■ **REQUEST A**: Repeat word for word the part of the advice column about cigarette butts in the backyard, from "My boyfriend and" up to and including "to handle this?".
■ **REQUEST B**: Carry on the advice column about cigarette butts in the backyard, picking up right after its last sentence.

■ **QUOTED PASSAGE**:
Dr. Lovemonkey answers your questions
By DR. LOVEMONKEY  |  September 8, 2009

BUTTS OUT

Dear Dr. Lovemonkey,

My boyfriend and I recently moved into the first floor of a two-family house. Because we both like to hang out at home a lot and are planning on getting a puppy in a couple of weeks, we eagerly cleaned up the backyard, which was in a very bad state; lots of beer cans, trash, high weeds, and gutters clogged with cigarette butts. We ended up with a dozen big plastic bags full of waste, from a very small yard. About a week after this cleanup, before we'd had a chance to plant anything, we discovered that the backyard was being desecrated again, mostly with cigarette butts. Our upstairs neighbors have a porch that overlooks the yard, and it seems that they throw the butts over the edge. I'm thinking about going upstairs and giving them an ashtray, but my boyfriend thinks that might be seen as too aggressive. What's the best way to handle this?

■ **SUPPLIED INFORMATION**:

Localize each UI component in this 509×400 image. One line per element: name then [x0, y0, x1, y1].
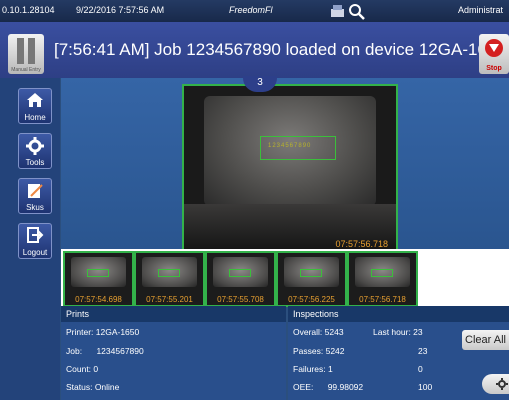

■ **TASK ANSWER A**:
My boyfriend and I recently moved into the first floor of a two-family house. Because we both like to hang out at home a lot and are planning on getting a puppy in a couple of weeks, we eagerly cleaned up the backyard, which was in a very bad state; lots of beer cans, trash, high weeds, and gutters clogged with cigarette butts. We ended up with a dozen big plastic bags full of waste, from a very small yard. About a week after this cleanup, before we'd had a chance to plant anything, we discovered that the backyard was being desecrated again, mostly with cigarette butts. Our upstairs neighbors have a porch that overlooks the yard, and it seems that they throw the butts over the edge. I'm thinking about going upstairs and giving them an ashtray, but my boyfriend thinks that might be seen as too aggressive. What's the best way to handle this?

■ **TASK ANSWER B**:
Tired of the Butts

Dear Tired,

These seem to be "the world is my ashtray" subset of smokers. Your idea to give them an ashtray will surely be interpreted as a hostile gesture. You could go up there with some other sort of small non-threatening sort of gift and say you've been meaning to introduce yourselves. Then, at the end of the introduction, mention that you hope they enjoy the new look of the backyard, explain you're planning to do some landscaping, and you wonder if they could dispose of their cigarette butts elsewhere. This will probably still piss them off, but it is probably the least confrontational way of delivering the message, and it is a message you need to deliver.


PUTT PUTT

Dear Dr. Lovemonkey,

My husband and I live only about three miles from where I work and, for economical reasons, I'd like to buy a Vespa scooter for the commute. My husband is convinced that riding a scooter anywhere in our town is nothing short of suicide; a friend of his died in a motorcycle accident when he was younger. (The fact that his friend had just consumed a six-pack before the accident apparently doesn't play into his thinking about this tragedy.) He is obsessed with motorcycle/motor bike accidents and will go so far as to show me accidents on YouTube. I'm not talking about riding at night or on the four-lane roads or interstates, just back and forth to work. My husband's thought is that we can buy scooters after we are retired and living at the beach because he'll be able to ride with me. But since that's about 30 years away (and we don't have a beach house), I think that my life is being controlled by his (largely irrational) fear. Am I wrong about this?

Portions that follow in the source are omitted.